Exercise details
Write every line out verbatim and omit the pictures.

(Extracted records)
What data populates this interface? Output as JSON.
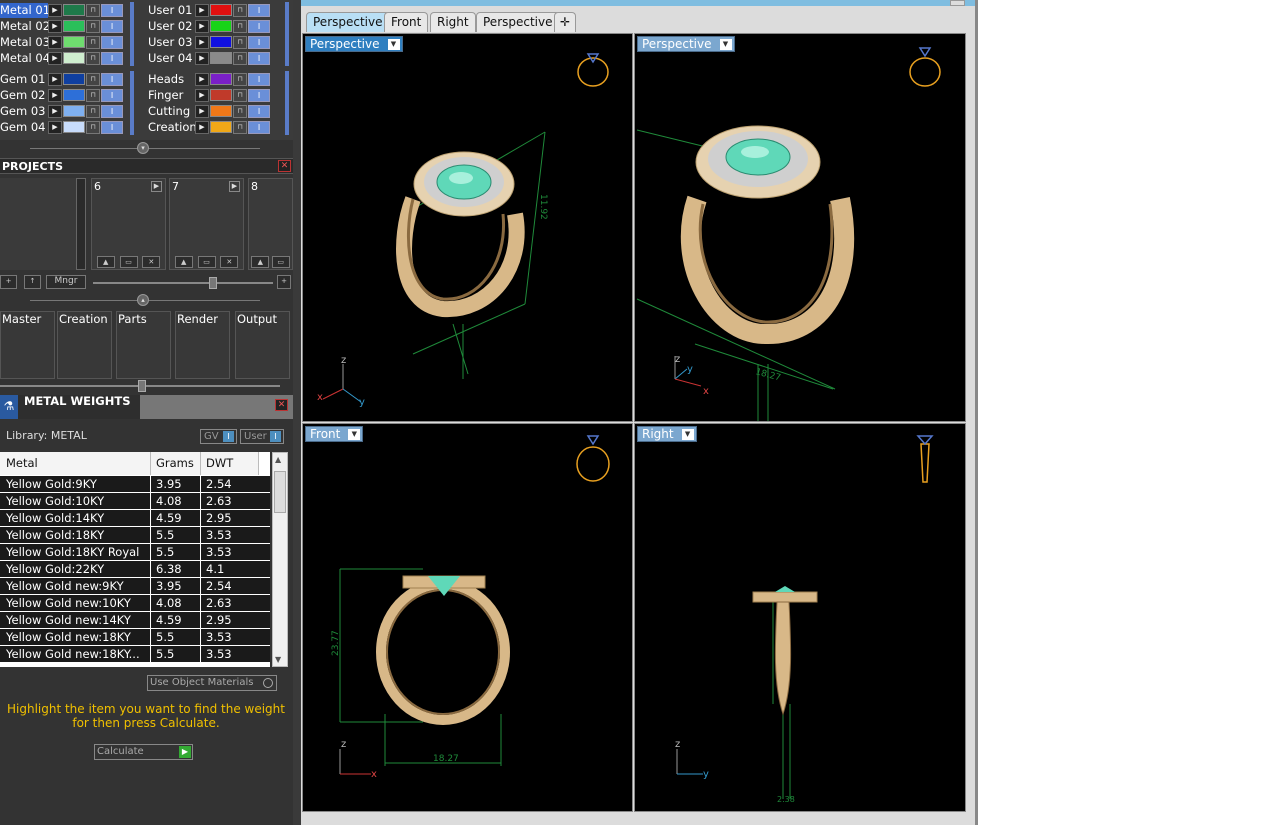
{
  "layers": {
    "metals": [
      "Metal 01",
      "Metal 02",
      "Metal 03",
      "Metal 04"
    ],
    "metal_colors": [
      "#1e7a4a",
      "#2bbf5a",
      "#6fdc6f",
      "#cfeecf"
    ],
    "gems": [
      "Gem 01",
      "Gem 02",
      "Gem 03",
      "Gem 04"
    ],
    "gem_colors": [
      "#0f3fa0",
      "#2d6fd8",
      "#7fb0f0",
      "#c8dcfb"
    ],
    "users": [
      "User 01",
      "User 02",
      "User 03",
      "User 04"
    ],
    "user_colors": [
      "#e01010",
      "#18d418",
      "#1010e0",
      "#8a8a8a"
    ],
    "cats": [
      "Heads",
      "Finger",
      "Cutting",
      "Creation"
    ],
    "cat_colors": [
      "#7a20c8",
      "#c03a2a",
      "#f07818",
      "#f0a818"
    ]
  },
  "projects": {
    "title": "PROJECTS",
    "cards": [
      "6",
      "7",
      "8"
    ],
    "mngr": "Mngr"
  },
  "tools": [
    "Master",
    "Creation",
    "Parts",
    "Render",
    "Output"
  ],
  "metal_weights": {
    "title": "METAL WEIGHTS",
    "library": "Library: METAL",
    "gv": "GV",
    "user": "User",
    "headers": [
      "Metal",
      "Grams",
      "DWT"
    ],
    "rows": [
      [
        "Yellow Gold:9KY",
        "3.95",
        "2.54"
      ],
      [
        "Yellow Gold:10KY",
        "4.08",
        "2.63"
      ],
      [
        "Yellow Gold:14KY",
        "4.59",
        "2.95"
      ],
      [
        "Yellow Gold:18KY",
        "5.5",
        "3.53"
      ],
      [
        "Yellow Gold:18KY Royal",
        "5.5",
        "3.53"
      ],
      [
        "Yellow Gold:22KY",
        "6.38",
        "4.1"
      ],
      [
        "Yellow Gold new:9KY",
        "3.95",
        "2.54"
      ],
      [
        "Yellow Gold new:10KY",
        "4.08",
        "2.63"
      ],
      [
        "Yellow Gold new:14KY",
        "4.59",
        "2.95"
      ],
      [
        "Yellow Gold new:18KY",
        "5.5",
        "3.53"
      ],
      [
        "Yellow Gold new:18KY...",
        "5.5",
        "3.53"
      ]
    ],
    "use_object_materials": "Use Object Materials",
    "hint_line1": "Highlight the item you want to find the weight",
    "hint_line2": "for then press Calculate.",
    "calculate": "Calculate"
  },
  "viewport_tabs": [
    "Perspective",
    "Front",
    "Right",
    "Perspective"
  ],
  "viewports": [
    {
      "label": "Perspective",
      "dim": "11.92",
      "axes": [
        "z",
        "x",
        "y"
      ]
    },
    {
      "label": "Perspective",
      "dim": "18.27",
      "axes": [
        "z",
        "y",
        "x"
      ]
    },
    {
      "label": "Front",
      "dim_h": "23.77",
      "dim_w": "18.27",
      "axes": [
        "z",
        "x"
      ]
    },
    {
      "label": "Right",
      "dim": "2.38",
      "axes": [
        "z",
        "y"
      ]
    }
  ],
  "colors": {
    "gold": "#d8b888",
    "gem": "#5fd8b8",
    "dimension": "#1f8a3a"
  }
}
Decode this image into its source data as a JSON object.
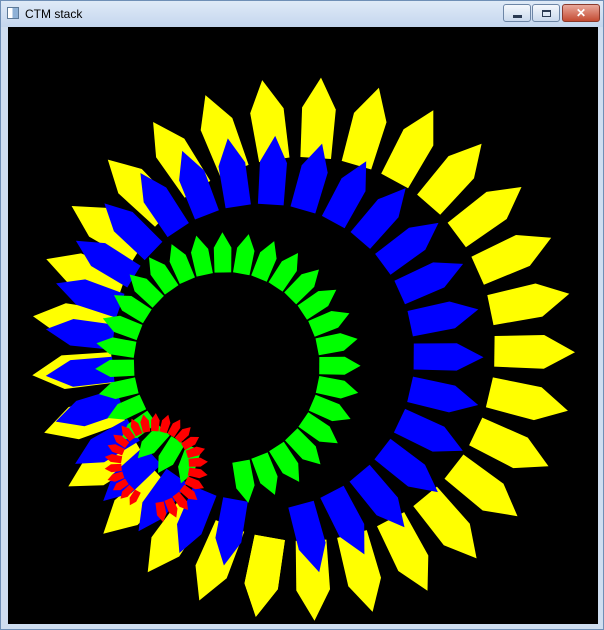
{
  "window": {
    "title": "CTM stack",
    "buttons": {
      "minimize": "minimize",
      "maximize": "maximize",
      "close": "✕"
    }
  },
  "canvas": {
    "background": "#000000",
    "colors": {
      "yellow": "#ffff00",
      "blue": "#0000ff",
      "green": "#00ff00",
      "red": "#ff0000"
    },
    "rings": [
      {
        "name": "yellow",
        "color": "#ffff00",
        "count": 30
      },
      {
        "name": "blue",
        "color": "#0000ff",
        "count": 28
      },
      {
        "name": "green",
        "color": "#00ff00",
        "count": 30
      },
      {
        "name": "red",
        "color": "#ff0000",
        "count": 24
      }
    ]
  }
}
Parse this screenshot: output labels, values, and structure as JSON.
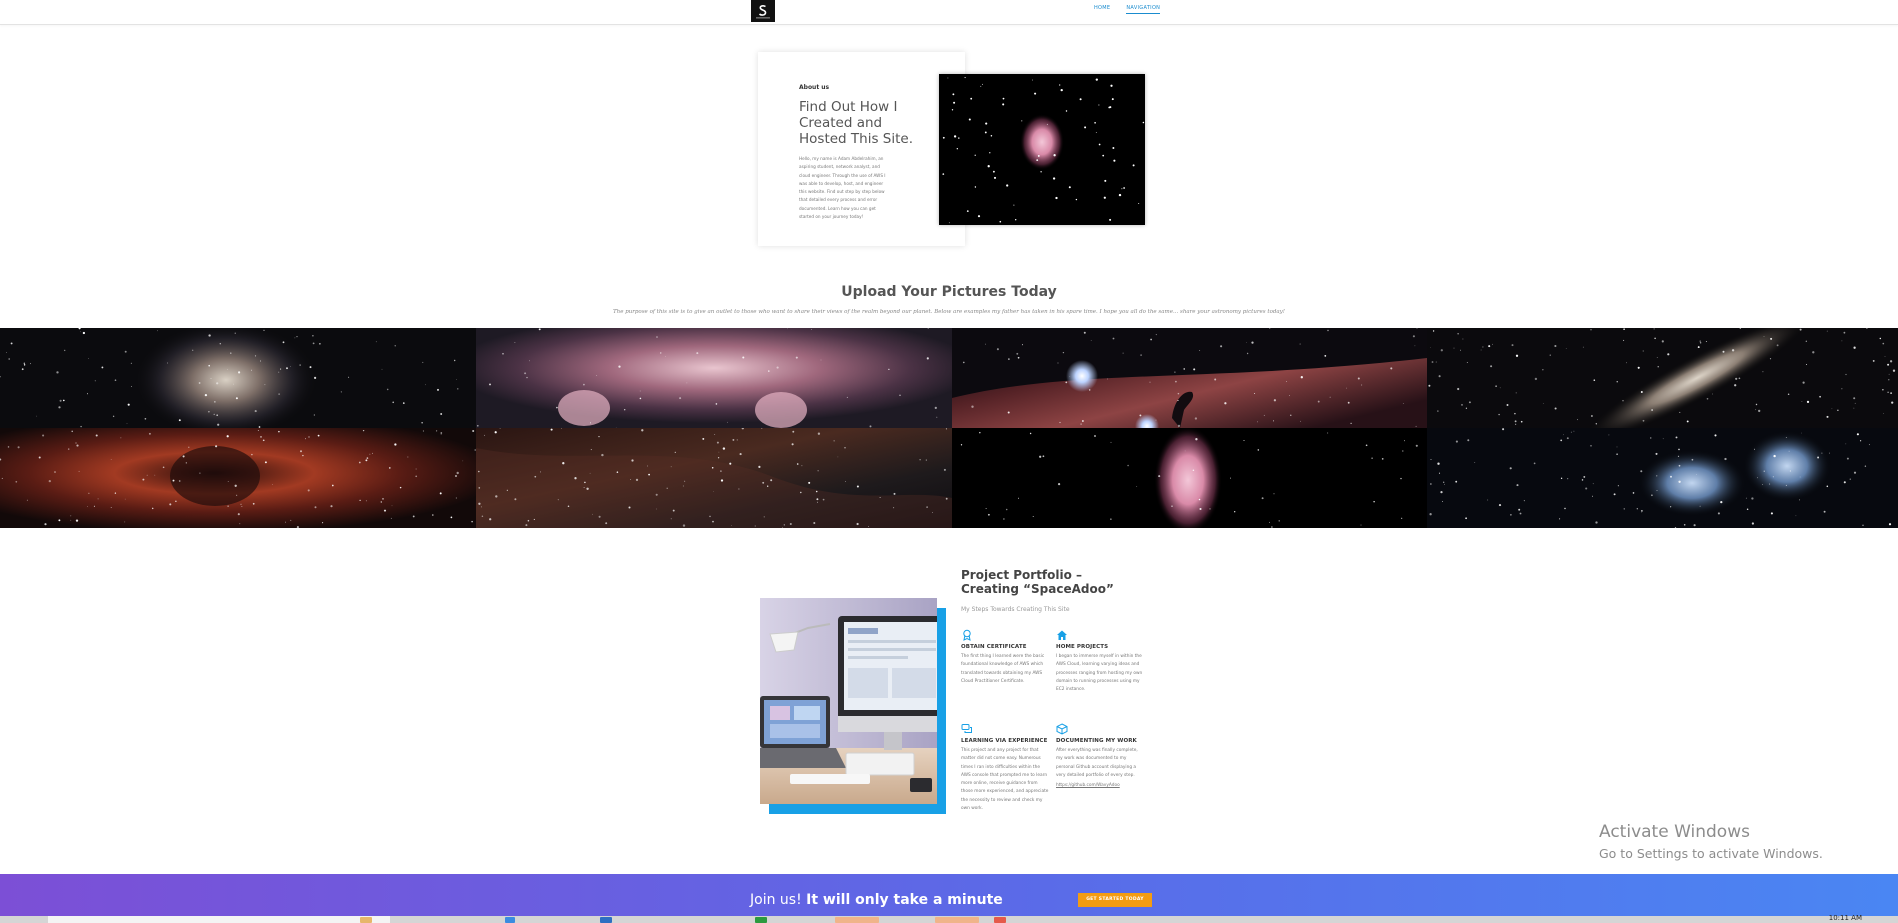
{
  "header": {
    "logo_icon": "spaceadoo-logo-icon",
    "nav": [
      {
        "label": "HOME"
      },
      {
        "label": "NAVIGATION",
        "active": true
      }
    ]
  },
  "about": {
    "label": "About us",
    "title": "Find Out How I Created and Hosted This Site.",
    "text": "Hello, my name is Adam Abdelrahim, an aspiring student, network analyst, and cloud engineer. Through the use of AWS I was able to develop, host, and engineer this website. Find out step by step below that detailed every process and error documented. Learn how you can get started on your journey today!"
  },
  "upload": {
    "title": "Upload Your Pictures Today",
    "subtitle": "The purpose of this site is to give an outlet to those who want to share their views of the realm beyond our planet. Below are examples my father has taken in his spare time. I hope you all do the same... share your astronomy pictures today!"
  },
  "portfolio": {
    "title": "Project Portfolio – Creating “SpaceAdoo”",
    "subtitle": "My Steps Towards Creating This Site",
    "features": [
      {
        "icon": "award-icon",
        "title": "OBTAIN CERTIFICATE",
        "text": "The first thing I learned were the basic foundational knowledge of AWS which translated towards obtaining my AWS Cloud Practitioner Certificate."
      },
      {
        "icon": "home-icon",
        "title": "HOME PROJECTS",
        "text": "I began to immerse myself in within the AWS Cloud, learning varying ideas and processes ranging from hosting my own domain to running processes using my EC2 instance."
      },
      {
        "icon": "chat-icon",
        "title": "LEARNING VIA EXPERIENCE",
        "text": "This project and any project for that matter did not come easy. Numerous times I ran into difficulties within the AWS console that prompted me to learn more online, receive guidance from those more experienced, and appreciate the necessity to review and check my own work."
      },
      {
        "icon": "cube-icon",
        "title": "DOCUMENTING MY WORK",
        "text": "After everything was finally complete, my work was documented to my personal Github account displaying a very detailed portfolio of every step.",
        "link": "https://github.com/WavyAdoo"
      }
    ]
  },
  "watermark": {
    "line1": "Activate Windows",
    "line2": "Go to Settings to activate Windows."
  },
  "cta": {
    "lead": "Join us! ",
    "bold": "It will only take a minute",
    "button": "GET STARTED TODAY"
  },
  "taskbar": {
    "clock": "10:11 AM"
  },
  "colors": {
    "accent": "#18a0e6",
    "nav_link": "#1a8ccf",
    "cta_button": "#f39c12",
    "cta_gradient_start": "#7c4fd6",
    "cta_gradient_end": "#4a86f3"
  }
}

Task result
What data populates this interface? Output as JSON.
{
  "layers": {
    "metals": [
      "Metal 01",
      "Metal 02",
      "Metal 03",
      "Metal 04"
    ],
    "metal_colors": [
      "#1e7a4a",
      "#2bbf5a",
      "#6fdc6f",
      "#cfeecf"
    ],
    "gems": [
      "Gem 01",
      "Gem 02",
      "Gem 03",
      "Gem 04"
    ],
    "gem_colors": [
      "#0f3fa0",
      "#2d6fd8",
      "#7fb0f0",
      "#c8dcfb"
    ],
    "users": [
      "User 01",
      "User 02",
      "User 03",
      "User 04"
    ],
    "user_colors": [
      "#e01010",
      "#18d418",
      "#1010e0",
      "#8a8a8a"
    ],
    "cats": [
      "Heads",
      "Finger",
      "Cutting",
      "Creation"
    ],
    "cat_colors": [
      "#7a20c8",
      "#c03a2a",
      "#f07818",
      "#f0a818"
    ]
  },
  "projects": {
    "title": "PROJECTS",
    "cards": [
      "6",
      "7",
      "8"
    ],
    "mngr": "Mngr"
  },
  "tools": [
    "Master",
    "Creation",
    "Parts",
    "Render",
    "Output"
  ],
  "metal_weights": {
    "title": "METAL WEIGHTS",
    "library": "Library: METAL",
    "gv": "GV",
    "user": "User",
    "headers": [
      "Metal",
      "Grams",
      "DWT"
    ],
    "rows": [
      [
        "Yellow Gold:9KY",
        "3.95",
        "2.54"
      ],
      [
        "Yellow Gold:10KY",
        "4.08",
        "2.63"
      ],
      [
        "Yellow Gold:14KY",
        "4.59",
        "2.95"
      ],
      [
        "Yellow Gold:18KY",
        "5.5",
        "3.53"
      ],
      [
        "Yellow Gold:18KY Royal",
        "5.5",
        "3.53"
      ],
      [
        "Yellow Gold:22KY",
        "6.38",
        "4.1"
      ],
      [
        "Yellow Gold new:9KY",
        "3.95",
        "2.54"
      ],
      [
        "Yellow Gold new:10KY",
        "4.08",
        "2.63"
      ],
      [
        "Yellow Gold new:14KY",
        "4.59",
        "2.95"
      ],
      [
        "Yellow Gold new:18KY",
        "5.5",
        "3.53"
      ],
      [
        "Yellow Gold new:18KY...",
        "5.5",
        "3.53"
      ]
    ],
    "use_object_materials": "Use Object Materials",
    "hint_line1": "Highlight the item you want to find the weight",
    "hint_line2": "for then press Calculate.",
    "calculate": "Calculate"
  },
  "viewport_tabs": [
    "Perspective",
    "Front",
    "Right",
    "Perspective"
  ],
  "viewports": [
    {
      "label": "Perspective",
      "dim": "11.92",
      "axes": [
        "z",
        "x",
        "y"
      ]
    },
    {
      "label": "Perspective",
      "dim": "18.27",
      "axes": [
        "z",
        "y",
        "x"
      ]
    },
    {
      "label": "Front",
      "dim_h": "23.77",
      "dim_w": "18.27",
      "axes": [
        "z",
        "x"
      ]
    },
    {
      "label": "Right",
      "dim": "2.38",
      "axes": [
        "z",
        "y"
      ]
    }
  ],
  "colors": {
    "gold": "#d8b888",
    "gem": "#5fd8b8",
    "dimension": "#1f8a3a"
  }
}
Decode this image into its source data as a JSON object.
{
  "window": {
    "title": "CTM stack",
    "buttons": {
      "minimize": "minimize",
      "maximize": "maximize",
      "close": "✕"
    }
  },
  "canvas": {
    "background": "#000000",
    "colors": {
      "yellow": "#ffff00",
      "blue": "#0000ff",
      "green": "#00ff00",
      "red": "#ff0000"
    },
    "rings": [
      {
        "name": "yellow",
        "color": "#ffff00",
        "count": 30
      },
      {
        "name": "blue",
        "color": "#0000ff",
        "count": 28
      },
      {
        "name": "green",
        "color": "#00ff00",
        "count": 30
      },
      {
        "name": "red",
        "color": "#ff0000",
        "count": 24
      }
    ]
  }
}
Parse this screenshot: output labels, values, and structure as JSON.
{
  "header": {
    "logo_icon": "spaceadoo-logo-icon",
    "nav": [
      {
        "label": "HOME"
      },
      {
        "label": "NAVIGATION",
        "active": true
      }
    ]
  },
  "about": {
    "label": "About us",
    "title": "Find Out How I Created and Hosted This Site.",
    "text": "Hello, my name is Adam Abdelrahim, an aspiring student, network analyst, and cloud engineer. Through the use of AWS I was able to develop, host, and engineer this website. Find out step by step below that detailed every process and error documented. Learn how you can get started on your journey today!"
  },
  "upload": {
    "title": "Upload Your Pictures Today",
    "subtitle": "The purpose of this site is to give an outlet to those who want to share their views of the realm beyond our planet. Below are examples my father has taken in his spare time. I hope you all do the same... share your astronomy pictures today!"
  },
  "portfolio": {
    "title": "Project Portfolio – Creating “SpaceAdoo”",
    "subtitle": "My Steps Towards Creating This Site",
    "features": [
      {
        "icon": "award-icon",
        "title": "OBTAIN CERTIFICATE",
        "text": "The first thing I learned were the basic foundational knowledge of AWS which translated towards obtaining my AWS Cloud Practitioner Certificate."
      },
      {
        "icon": "home-icon",
        "title": "HOME PROJECTS",
        "text": "I began to immerse myself in within the AWS Cloud, learning varying ideas and processes ranging from hosting my own domain to running processes using my EC2 instance."
      },
      {
        "icon": "chat-icon",
        "title": "LEARNING VIA EXPERIENCE",
        "text": "This project and any project for that matter did not come easy. Numerous times I ran into difficulties within the AWS console that prompted me to learn more online, receive guidance from those more experienced, and appreciate the necessity to review and check my own work."
      },
      {
        "icon": "cube-icon",
        "title": "DOCUMENTING MY WORK",
        "text": "After everything was finally complete, my work was documented to my personal Github account displaying a very detailed portfolio of every step.",
        "link": "https://github.com/WavyAdoo"
      }
    ]
  },
  "watermark": {
    "line1": "Activate Windows",
    "line2": "Go to Settings to activate Windows."
  },
  "cta": {
    "lead": "Join us! ",
    "bold": "It will only take a minute",
    "button": "GET STARTED TODAY"
  },
  "taskbar": {
    "clock": "10:11 AM"
  },
  "colors": {
    "accent": "#18a0e6",
    "nav_link": "#1a8ccf",
    "cta_button": "#f39c12",
    "cta_gradient_start": "#7c4fd6",
    "cta_gradient_end": "#4a86f3"
  }
}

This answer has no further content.